◆ Goal of the exercise ◆
Retype the records below word for word and omit any image.

◆ Supplied data ◆
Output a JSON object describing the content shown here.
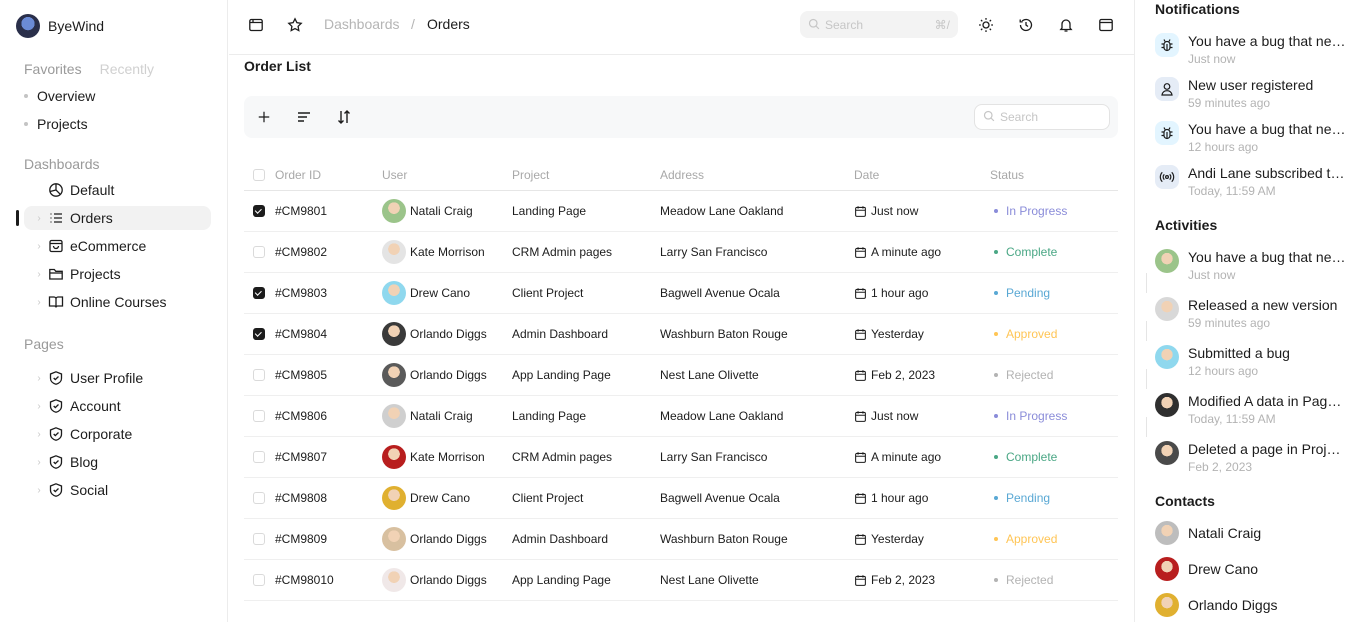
{
  "brand": {
    "name": "ByeWind"
  },
  "favorites": {
    "tab_favorites": "Favorites",
    "tab_recently": "Recently",
    "items": [
      "Overview",
      "Projects"
    ]
  },
  "dashboards": {
    "title": "Dashboards",
    "items": [
      "Default",
      "Orders",
      "eCommerce",
      "Projects",
      "Online Courses"
    ]
  },
  "pages": {
    "title": "Pages",
    "items": [
      "User Profile",
      "Account",
      "Corporate",
      "Blog",
      "Social"
    ]
  },
  "topbar": {
    "breadcrumb_root": "Dashboards",
    "breadcrumb_sep": "/",
    "breadcrumb_current": "Orders",
    "search_placeholder": "Search",
    "search_shortcut": "⌘/"
  },
  "main": {
    "title": "Order List",
    "table_search_placeholder": "Search",
    "columns": [
      "Order ID",
      "User",
      "Project",
      "Address",
      "Date",
      "Status"
    ],
    "rows": [
      {
        "id": "#CM9801",
        "user": "Natali Craig",
        "project": "Landing Page",
        "address": "Meadow Lane Oakland",
        "date": "Just now",
        "status": "In Progress",
        "checked": true
      },
      {
        "id": "#CM9802",
        "user": "Kate Morrison",
        "project": "CRM Admin pages",
        "address": "Larry San Francisco",
        "date": "A minute ago",
        "status": "Complete",
        "checked": false
      },
      {
        "id": "#CM9803",
        "user": "Drew Cano",
        "project": "Client Project",
        "address": "Bagwell Avenue Ocala",
        "date": "1 hour ago",
        "status": "Pending",
        "checked": true
      },
      {
        "id": "#CM9804",
        "user": "Orlando Diggs",
        "project": "Admin Dashboard",
        "address": "Washburn Baton Rouge",
        "date": "Yesterday",
        "status": "Approved",
        "checked": true
      },
      {
        "id": "#CM9805",
        "user": "Orlando Diggs",
        "project": "App Landing Page",
        "address": "Nest Lane Olivette",
        "date": "Feb 2, 2023",
        "status": "Rejected",
        "checked": false
      },
      {
        "id": "#CM9806",
        "user": "Natali Craig",
        "project": "Landing Page",
        "address": "Meadow Lane Oakland",
        "date": "Just now",
        "status": "In Progress",
        "checked": false
      },
      {
        "id": "#CM9807",
        "user": "Kate Morrison",
        "project": "CRM Admin pages",
        "address": "Larry San Francisco",
        "date": "A minute ago",
        "status": "Complete",
        "checked": false
      },
      {
        "id": "#CM9808",
        "user": "Drew Cano",
        "project": "Client Project",
        "address": "Bagwell Avenue Ocala",
        "date": "1 hour ago",
        "status": "Pending",
        "checked": false
      },
      {
        "id": "#CM9809",
        "user": "Orlando Diggs",
        "project": "Admin Dashboard",
        "address": "Washburn Baton Rouge",
        "date": "Yesterday",
        "status": "Approved",
        "checked": false
      },
      {
        "id": "#CM98010",
        "user": "Orlando Diggs",
        "project": "App Landing Page",
        "address": "Nest Lane Olivette",
        "date": "Feb 2, 2023",
        "status": "Rejected",
        "checked": false
      }
    ]
  },
  "status_colors": {
    "In Progress": "#8a8cd9",
    "Complete": "#4aa785",
    "Pending": "#59a8d4",
    "Approved": "#ffc555",
    "Rejected": "#b3b3b3"
  },
  "avatar_colors": [
    "#9bc48a",
    "#e4e4e4",
    "#8fd8ee",
    "#3a3a3a",
    "#5a5a5a",
    "#cfcfcf",
    "#b81e1e",
    "#e0b030",
    "#d8c0a0",
    "#f0e8e8"
  ],
  "notifications": {
    "title": "Notifications",
    "items": [
      {
        "text": "You have a bug that needs to be fixed",
        "time": "Just now",
        "icon": "bug-icon",
        "bg": "#e3f5ff"
      },
      {
        "text": "New user registered",
        "time": "59 minutes ago",
        "icon": "user-icon",
        "bg": "#e5ecf6"
      },
      {
        "text": "You have a bug that needs to be fixed",
        "time": "12 hours ago",
        "icon": "bug-icon",
        "bg": "#e3f5ff"
      },
      {
        "text": "Andi Lane subscribed to you",
        "time": "Today, 11:59 AM",
        "icon": "broadcast-icon",
        "bg": "#e5ecf6"
      }
    ]
  },
  "activities": {
    "title": "Activities",
    "items": [
      {
        "text": "You have a bug that needs to be fixed",
        "time": "Just now",
        "color": "#9bc48a"
      },
      {
        "text": "Released a new version",
        "time": "59 minutes ago",
        "color": "#d8d8d8"
      },
      {
        "text": "Submitted a bug",
        "time": "12 hours ago",
        "color": "#8fd8ee"
      },
      {
        "text": "Modified A data in Page X",
        "time": "Today, 11:59 AM",
        "color": "#2f2f2f"
      },
      {
        "text": "Deleted a page in Project X",
        "time": "Feb 2, 2023",
        "color": "#4a4a4a"
      }
    ]
  },
  "contacts": {
    "title": "Contacts",
    "items": [
      {
        "name": "Natali Craig",
        "color": "#bdbdbd"
      },
      {
        "name": "Drew Cano",
        "color": "#b81e1e"
      },
      {
        "name": "Orlando Diggs",
        "color": "#e0b030"
      }
    ]
  }
}
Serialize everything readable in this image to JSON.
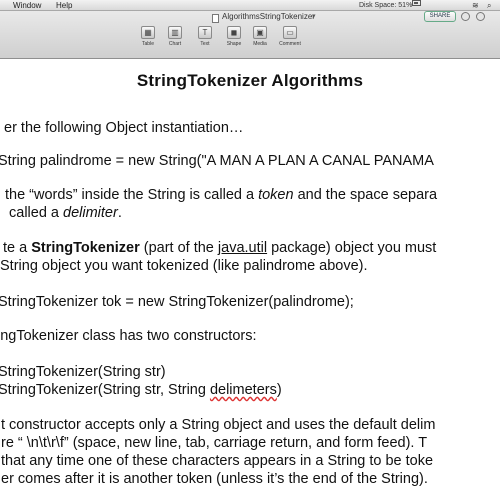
{
  "menubar": {
    "items": [
      "Window",
      "Help"
    ],
    "space_status": "Disk Space: 51%",
    "wifi_glyph": "≋",
    "search_glyph": "⌕"
  },
  "window": {
    "title": "AlgorithmsStringTokenizer",
    "title_chevron": "▾",
    "share_label": "SHARE",
    "toolbar": [
      {
        "label": "Table",
        "glyph": "▦",
        "icon": "table-icon"
      },
      {
        "label": "Chart",
        "glyph": "▥",
        "icon": "chart-icon"
      },
      {
        "label": "Text",
        "glyph": "T",
        "icon": "text-icon"
      },
      {
        "label": "Shape",
        "glyph": "◼",
        "icon": "shape-icon"
      },
      {
        "label": "Media",
        "glyph": "▣",
        "icon": "media-icon"
      },
      {
        "label": "Comment",
        "glyph": "▭",
        "icon": "comment-icon"
      }
    ]
  },
  "document": {
    "title": "StringTokenizer Algorithms",
    "p1": "er the following Object instantiation…",
    "code1": "String palindrome = new String(\"A MAN A PLAN A CANAL PANAMA",
    "p2_a": "the “words” inside the String is called a ",
    "p2_token": "token",
    "p2_b": " and the space separa",
    "p2_c": "called a ",
    "p2_delim": "delimiter",
    "p2_d": ".",
    "p3_a": "te a ",
    "p3_bold": "StringTokenizer",
    "p3_b": " (part of the ",
    "p3_pkg": "java.util",
    "p3_c": " package) object you must",
    "p3_line2": "String object you want tokenized (like palindrome above).",
    "code2": "StringTokenizer tok = new StringTokenizer(palindrome);",
    "p4": "ingTokenizer class has two constructors:",
    "ctor1": "StringTokenizer(String str)",
    "ctor2_a": "StringTokenizer(String str, String ",
    "ctor2_b": "delimeters",
    "ctor2_c": ")",
    "p5_l1": "t constructor accepts only a String object and uses the default delim",
    "p5_l2": "re “ \\n\\t\\r\\f” (space, new line, tab, carriage return, and form feed).   T",
    "p5_l3": "that any time one of these characters appears in a String to be toke",
    "p5_l4": "er comes after it is another token (unless it’s the end of the String)."
  }
}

◆ Correct response ◆
Output a JSON object describing the content shown here.
{
  "brand": {
    "name": "ByeWind"
  },
  "favorites": {
    "tab_favorites": "Favorites",
    "tab_recently": "Recently",
    "items": [
      "Overview",
      "Projects"
    ]
  },
  "dashboards": {
    "title": "Dashboards",
    "items": [
      "Default",
      "Orders",
      "eCommerce",
      "Projects",
      "Online Courses"
    ]
  },
  "pages": {
    "title": "Pages",
    "items": [
      "User Profile",
      "Account",
      "Corporate",
      "Blog",
      "Social"
    ]
  },
  "topbar": {
    "breadcrumb_root": "Dashboards",
    "breadcrumb_sep": "/",
    "breadcrumb_current": "Orders",
    "search_placeholder": "Search",
    "search_shortcut": "⌘/"
  },
  "main": {
    "title": "Order List",
    "table_search_placeholder": "Search",
    "columns": [
      "Order ID",
      "User",
      "Project",
      "Address",
      "Date",
      "Status"
    ],
    "rows": [
      {
        "id": "#CM9801",
        "user": "Natali Craig",
        "project": "Landing Page",
        "address": "Meadow Lane Oakland",
        "date": "Just now",
        "status": "In Progress",
        "checked": true
      },
      {
        "id": "#CM9802",
        "user": "Kate Morrison",
        "project": "CRM Admin pages",
        "address": "Larry San Francisco",
        "date": "A minute ago",
        "status": "Complete",
        "checked": false
      },
      {
        "id": "#CM9803",
        "user": "Drew Cano",
        "project": "Client Project",
        "address": "Bagwell Avenue Ocala",
        "date": "1 hour ago",
        "status": "Pending",
        "checked": true
      },
      {
        "id": "#CM9804",
        "user": "Orlando Diggs",
        "project": "Admin Dashboard",
        "address": "Washburn Baton Rouge",
        "date": "Yesterday",
        "status": "Approved",
        "checked": true
      },
      {
        "id": "#CM9805",
        "user": "Orlando Diggs",
        "project": "App Landing Page",
        "address": "Nest Lane Olivette",
        "date": "Feb 2, 2023",
        "status": "Rejected",
        "checked": false
      },
      {
        "id": "#CM9806",
        "user": "Natali Craig",
        "project": "Landing Page",
        "address": "Meadow Lane Oakland",
        "date": "Just now",
        "status": "In Progress",
        "checked": false
      },
      {
        "id": "#CM9807",
        "user": "Kate Morrison",
        "project": "CRM Admin pages",
        "address": "Larry San Francisco",
        "date": "A minute ago",
        "status": "Complete",
        "checked": false
      },
      {
        "id": "#CM9808",
        "user": "Drew Cano",
        "project": "Client Project",
        "address": "Bagwell Avenue Ocala",
        "date": "1 hour ago",
        "status": "Pending",
        "checked": false
      },
      {
        "id": "#CM9809",
        "user": "Orlando Diggs",
        "project": "Admin Dashboard",
        "address": "Washburn Baton Rouge",
        "date": "Yesterday",
        "status": "Approved",
        "checked": false
      },
      {
        "id": "#CM98010",
        "user": "Orlando Diggs",
        "project": "App Landing Page",
        "address": "Nest Lane Olivette",
        "date": "Feb 2, 2023",
        "status": "Rejected",
        "checked": false
      }
    ]
  },
  "status_colors": {
    "In Progress": "#8a8cd9",
    "Complete": "#4aa785",
    "Pending": "#59a8d4",
    "Approved": "#ffc555",
    "Rejected": "#b3b3b3"
  },
  "avatar_colors": [
    "#9bc48a",
    "#e4e4e4",
    "#8fd8ee",
    "#3a3a3a",
    "#5a5a5a",
    "#cfcfcf",
    "#b81e1e",
    "#e0b030",
    "#d8c0a0",
    "#f0e8e8"
  ],
  "notifications": {
    "title": "Notifications",
    "items": [
      {
        "text": "You have a bug that needs to be fixed",
        "time": "Just now",
        "icon": "bug-icon",
        "bg": "#e3f5ff"
      },
      {
        "text": "New user registered",
        "time": "59 minutes ago",
        "icon": "user-icon",
        "bg": "#e5ecf6"
      },
      {
        "text": "You have a bug that needs to be fixed",
        "time": "12 hours ago",
        "icon": "bug-icon",
        "bg": "#e3f5ff"
      },
      {
        "text": "Andi Lane subscribed to you",
        "time": "Today, 11:59 AM",
        "icon": "broadcast-icon",
        "bg": "#e5ecf6"
      }
    ]
  },
  "activities": {
    "title": "Activities",
    "items": [
      {
        "text": "You have a bug that needs to be fixed",
        "time": "Just now",
        "color": "#9bc48a"
      },
      {
        "text": "Released a new version",
        "time": "59 minutes ago",
        "color": "#d8d8d8"
      },
      {
        "text": "Submitted a bug",
        "time": "12 hours ago",
        "color": "#8fd8ee"
      },
      {
        "text": "Modified A data in Page X",
        "time": "Today, 11:59 AM",
        "color": "#2f2f2f"
      },
      {
        "text": "Deleted a page in Project X",
        "time": "Feb 2, 2023",
        "color": "#4a4a4a"
      }
    ]
  },
  "contacts": {
    "title": "Contacts",
    "items": [
      {
        "name": "Natali Craig",
        "color": "#bdbdbd"
      },
      {
        "name": "Drew Cano",
        "color": "#b81e1e"
      },
      {
        "name": "Orlando Diggs",
        "color": "#e0b030"
      }
    ]
  }
}
Serialize everything readable in this image to JSON.
{
  "menubar": {
    "items": [
      "Window",
      "Help"
    ],
    "space_status": "Disk Space: 51%",
    "wifi_glyph": "≋",
    "search_glyph": "⌕"
  },
  "window": {
    "title": "AlgorithmsStringTokenizer",
    "title_chevron": "▾",
    "share_label": "SHARE",
    "toolbar": [
      {
        "label": "Table",
        "glyph": "▦",
        "icon": "table-icon"
      },
      {
        "label": "Chart",
        "glyph": "▥",
        "icon": "chart-icon"
      },
      {
        "label": "Text",
        "glyph": "T",
        "icon": "text-icon"
      },
      {
        "label": "Shape",
        "glyph": "◼",
        "icon": "shape-icon"
      },
      {
        "label": "Media",
        "glyph": "▣",
        "icon": "media-icon"
      },
      {
        "label": "Comment",
        "glyph": "▭",
        "icon": "comment-icon"
      }
    ]
  },
  "document": {
    "title": "StringTokenizer Algorithms",
    "p1": "er the following Object instantiation…",
    "code1": "String palindrome = new String(\"A MAN A PLAN A CANAL PANAMA",
    "p2_a": "the “words” inside the String is called a ",
    "p2_token": "token",
    "p2_b": " and the space separa",
    "p2_c": "called a ",
    "p2_delim": "delimiter",
    "p2_d": ".",
    "p3_a": "te a ",
    "p3_bold": "StringTokenizer",
    "p3_b": " (part of the ",
    "p3_pkg": "java.util",
    "p3_c": " package) object you must",
    "p3_line2": "String object you want tokenized (like palindrome above).",
    "code2": "StringTokenizer tok = new StringTokenizer(palindrome);",
    "p4": "ingTokenizer class has two constructors:",
    "ctor1": "StringTokenizer(String str)",
    "ctor2_a": "StringTokenizer(String str, String ",
    "ctor2_b": "delimeters",
    "ctor2_c": ")",
    "p5_l1": "t constructor accepts only a String object and uses the default delim",
    "p5_l2": "re “ \\n\\t\\r\\f” (space, new line, tab, carriage return, and form feed).   T",
    "p5_l3": "that any time one of these characters appears in a String to be toke",
    "p5_l4": "er comes after it is another token (unless it’s the end of the String)."
  }
}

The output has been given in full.